◆ **Stated exercise**
Return a copy of every line in the records that includes the word "paint".

◆ **Records to use**

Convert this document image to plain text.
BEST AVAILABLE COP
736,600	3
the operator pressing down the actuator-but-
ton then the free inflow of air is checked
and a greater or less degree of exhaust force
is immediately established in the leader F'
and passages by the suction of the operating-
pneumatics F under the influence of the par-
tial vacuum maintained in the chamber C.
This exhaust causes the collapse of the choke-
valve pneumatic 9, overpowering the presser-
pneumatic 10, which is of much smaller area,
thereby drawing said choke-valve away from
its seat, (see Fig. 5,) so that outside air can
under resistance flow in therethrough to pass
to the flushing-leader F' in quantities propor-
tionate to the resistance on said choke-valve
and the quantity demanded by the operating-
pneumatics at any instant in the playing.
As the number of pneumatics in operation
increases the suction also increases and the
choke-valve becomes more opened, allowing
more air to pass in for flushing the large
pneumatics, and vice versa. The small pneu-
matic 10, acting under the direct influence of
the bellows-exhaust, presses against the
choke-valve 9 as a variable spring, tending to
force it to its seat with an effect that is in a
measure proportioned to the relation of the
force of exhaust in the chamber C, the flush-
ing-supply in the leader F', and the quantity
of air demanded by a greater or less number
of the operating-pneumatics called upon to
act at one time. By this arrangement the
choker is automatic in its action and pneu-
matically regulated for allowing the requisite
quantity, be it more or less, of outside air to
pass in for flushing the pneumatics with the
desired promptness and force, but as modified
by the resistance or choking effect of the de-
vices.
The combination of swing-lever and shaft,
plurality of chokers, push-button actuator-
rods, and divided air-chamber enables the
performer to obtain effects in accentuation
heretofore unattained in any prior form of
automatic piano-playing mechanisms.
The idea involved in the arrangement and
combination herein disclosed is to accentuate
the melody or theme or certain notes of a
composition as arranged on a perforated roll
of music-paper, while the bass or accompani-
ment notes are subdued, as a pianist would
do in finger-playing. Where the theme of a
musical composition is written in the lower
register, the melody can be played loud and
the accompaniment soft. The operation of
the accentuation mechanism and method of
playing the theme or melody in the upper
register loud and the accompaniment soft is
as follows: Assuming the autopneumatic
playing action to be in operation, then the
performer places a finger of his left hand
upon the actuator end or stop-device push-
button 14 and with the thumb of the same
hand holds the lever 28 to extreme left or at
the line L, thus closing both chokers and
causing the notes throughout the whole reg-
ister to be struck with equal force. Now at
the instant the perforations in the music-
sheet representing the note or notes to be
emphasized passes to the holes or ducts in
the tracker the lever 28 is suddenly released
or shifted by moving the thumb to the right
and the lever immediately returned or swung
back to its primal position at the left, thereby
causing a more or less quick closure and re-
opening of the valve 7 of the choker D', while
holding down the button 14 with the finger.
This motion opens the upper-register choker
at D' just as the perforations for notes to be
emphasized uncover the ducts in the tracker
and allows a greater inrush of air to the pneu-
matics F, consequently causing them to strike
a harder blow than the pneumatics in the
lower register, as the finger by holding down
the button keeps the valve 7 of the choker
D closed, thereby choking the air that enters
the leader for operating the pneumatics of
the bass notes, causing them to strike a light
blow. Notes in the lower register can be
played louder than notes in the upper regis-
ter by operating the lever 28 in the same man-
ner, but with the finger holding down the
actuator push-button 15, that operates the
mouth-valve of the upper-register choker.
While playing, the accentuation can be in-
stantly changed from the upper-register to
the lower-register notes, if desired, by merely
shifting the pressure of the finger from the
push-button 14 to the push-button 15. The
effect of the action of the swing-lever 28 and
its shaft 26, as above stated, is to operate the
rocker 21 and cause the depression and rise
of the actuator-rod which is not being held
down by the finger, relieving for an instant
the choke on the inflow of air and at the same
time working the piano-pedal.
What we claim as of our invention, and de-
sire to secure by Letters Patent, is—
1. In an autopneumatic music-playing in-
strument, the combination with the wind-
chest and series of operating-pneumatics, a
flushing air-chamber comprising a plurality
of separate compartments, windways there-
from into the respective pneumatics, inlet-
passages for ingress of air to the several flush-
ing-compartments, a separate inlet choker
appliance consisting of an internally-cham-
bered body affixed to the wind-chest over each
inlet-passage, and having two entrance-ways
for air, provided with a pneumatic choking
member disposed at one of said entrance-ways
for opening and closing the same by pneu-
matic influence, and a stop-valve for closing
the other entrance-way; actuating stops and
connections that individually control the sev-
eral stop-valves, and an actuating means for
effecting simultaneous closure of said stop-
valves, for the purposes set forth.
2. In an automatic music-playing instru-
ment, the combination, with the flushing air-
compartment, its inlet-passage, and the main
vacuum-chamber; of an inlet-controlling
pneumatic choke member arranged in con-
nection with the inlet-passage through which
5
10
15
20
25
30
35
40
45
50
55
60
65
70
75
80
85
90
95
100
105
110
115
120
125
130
...
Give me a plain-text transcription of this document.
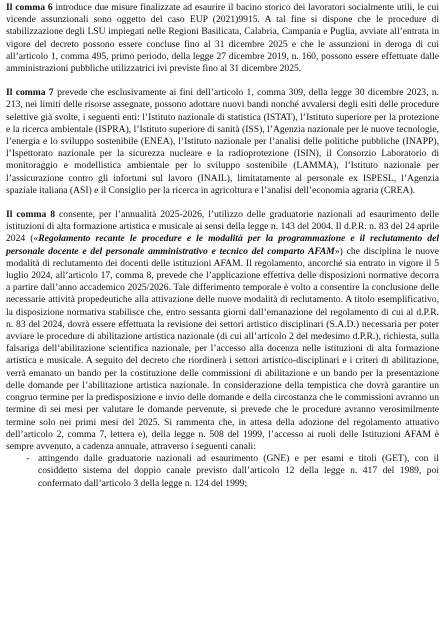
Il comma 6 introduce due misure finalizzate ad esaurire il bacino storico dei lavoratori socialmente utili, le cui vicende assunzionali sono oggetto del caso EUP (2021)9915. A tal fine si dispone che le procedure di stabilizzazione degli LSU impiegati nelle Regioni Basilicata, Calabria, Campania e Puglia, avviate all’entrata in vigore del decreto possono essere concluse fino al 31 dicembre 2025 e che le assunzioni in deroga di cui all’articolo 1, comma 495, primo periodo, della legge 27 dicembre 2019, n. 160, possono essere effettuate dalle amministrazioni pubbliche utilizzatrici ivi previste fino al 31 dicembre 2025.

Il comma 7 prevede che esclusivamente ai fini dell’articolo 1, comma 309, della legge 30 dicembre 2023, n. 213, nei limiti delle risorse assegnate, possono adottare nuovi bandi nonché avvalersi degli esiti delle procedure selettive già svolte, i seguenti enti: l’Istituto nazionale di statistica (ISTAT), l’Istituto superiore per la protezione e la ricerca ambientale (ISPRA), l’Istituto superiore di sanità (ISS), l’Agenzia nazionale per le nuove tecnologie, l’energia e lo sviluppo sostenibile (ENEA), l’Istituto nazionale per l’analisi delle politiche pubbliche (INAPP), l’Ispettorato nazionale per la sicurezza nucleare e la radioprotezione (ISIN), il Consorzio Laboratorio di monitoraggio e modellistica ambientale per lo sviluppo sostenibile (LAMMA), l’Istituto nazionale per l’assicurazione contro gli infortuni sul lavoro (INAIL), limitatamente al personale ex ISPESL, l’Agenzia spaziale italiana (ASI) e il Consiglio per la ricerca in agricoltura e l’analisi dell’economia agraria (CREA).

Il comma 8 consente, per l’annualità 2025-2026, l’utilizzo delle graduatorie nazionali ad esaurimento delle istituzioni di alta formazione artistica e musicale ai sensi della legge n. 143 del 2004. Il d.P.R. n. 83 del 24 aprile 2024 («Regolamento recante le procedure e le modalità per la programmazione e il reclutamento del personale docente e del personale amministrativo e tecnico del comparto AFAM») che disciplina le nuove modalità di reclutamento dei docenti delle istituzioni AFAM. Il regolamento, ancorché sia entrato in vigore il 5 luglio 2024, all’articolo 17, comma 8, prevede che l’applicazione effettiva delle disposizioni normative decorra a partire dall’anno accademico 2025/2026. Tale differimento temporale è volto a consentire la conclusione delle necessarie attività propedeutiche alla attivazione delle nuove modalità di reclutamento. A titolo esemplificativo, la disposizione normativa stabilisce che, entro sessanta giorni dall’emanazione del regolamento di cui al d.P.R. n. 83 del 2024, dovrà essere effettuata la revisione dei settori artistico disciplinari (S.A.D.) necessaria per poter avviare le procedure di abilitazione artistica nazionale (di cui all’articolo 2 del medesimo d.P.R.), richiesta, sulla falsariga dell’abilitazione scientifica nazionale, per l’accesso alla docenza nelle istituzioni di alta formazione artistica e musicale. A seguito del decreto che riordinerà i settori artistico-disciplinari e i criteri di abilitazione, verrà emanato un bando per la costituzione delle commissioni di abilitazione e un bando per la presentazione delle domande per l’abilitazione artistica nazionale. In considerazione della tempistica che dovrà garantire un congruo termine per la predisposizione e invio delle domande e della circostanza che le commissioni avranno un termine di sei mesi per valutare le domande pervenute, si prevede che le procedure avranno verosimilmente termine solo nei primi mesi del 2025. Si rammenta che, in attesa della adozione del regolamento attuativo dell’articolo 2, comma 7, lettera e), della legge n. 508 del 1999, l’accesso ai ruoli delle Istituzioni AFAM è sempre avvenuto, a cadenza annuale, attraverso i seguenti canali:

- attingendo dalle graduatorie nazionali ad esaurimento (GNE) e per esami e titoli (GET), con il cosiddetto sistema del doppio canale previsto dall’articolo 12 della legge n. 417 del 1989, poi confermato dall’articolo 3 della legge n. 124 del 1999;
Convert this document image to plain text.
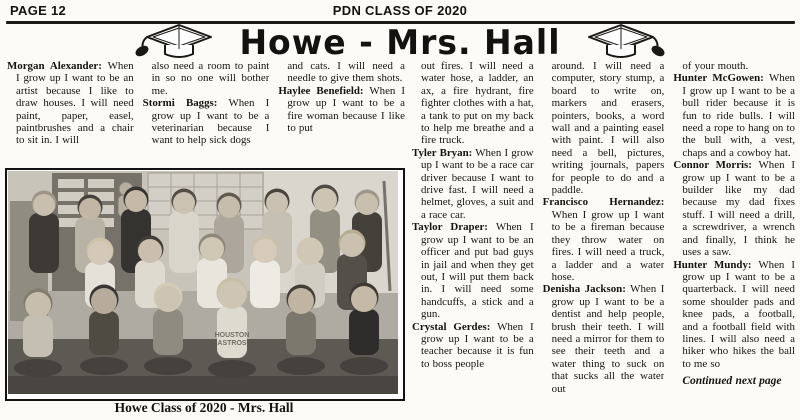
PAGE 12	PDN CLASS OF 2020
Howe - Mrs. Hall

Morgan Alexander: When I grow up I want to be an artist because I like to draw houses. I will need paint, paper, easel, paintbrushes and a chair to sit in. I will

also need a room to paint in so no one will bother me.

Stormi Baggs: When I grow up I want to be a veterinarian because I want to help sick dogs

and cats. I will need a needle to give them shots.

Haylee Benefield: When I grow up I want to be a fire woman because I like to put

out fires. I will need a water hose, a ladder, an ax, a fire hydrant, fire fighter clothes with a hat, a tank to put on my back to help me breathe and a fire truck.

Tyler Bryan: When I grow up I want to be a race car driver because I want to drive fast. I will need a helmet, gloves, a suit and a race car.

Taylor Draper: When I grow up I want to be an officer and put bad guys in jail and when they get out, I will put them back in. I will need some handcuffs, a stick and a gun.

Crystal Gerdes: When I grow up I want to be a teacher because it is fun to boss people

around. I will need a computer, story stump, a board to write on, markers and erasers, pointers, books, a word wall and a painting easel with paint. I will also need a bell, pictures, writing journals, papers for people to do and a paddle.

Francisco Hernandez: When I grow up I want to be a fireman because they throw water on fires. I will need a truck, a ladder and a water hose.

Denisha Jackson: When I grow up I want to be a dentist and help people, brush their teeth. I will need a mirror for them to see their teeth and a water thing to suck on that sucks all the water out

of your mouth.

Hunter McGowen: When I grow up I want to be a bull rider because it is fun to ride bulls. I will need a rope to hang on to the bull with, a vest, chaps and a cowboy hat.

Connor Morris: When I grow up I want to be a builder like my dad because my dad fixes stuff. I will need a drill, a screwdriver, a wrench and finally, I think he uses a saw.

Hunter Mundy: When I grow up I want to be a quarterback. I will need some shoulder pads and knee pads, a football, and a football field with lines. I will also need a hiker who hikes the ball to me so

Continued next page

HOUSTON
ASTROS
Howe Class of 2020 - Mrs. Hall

◆ **Result of this task**
Morgan Alexander: When I grow up I want to be an artist because I like to draw houses. I will need paint, paper, easel, paintbrushes and a chair to sit in. I will
also need a room to paint in so no one will bother me.
around. I will need a computer, story stump, a board to write on, markers and erasers, pointers, books, a word wall and a painting easel with paint. I will also need a bell, pictures, writing journals, papers for people to do and a paddle.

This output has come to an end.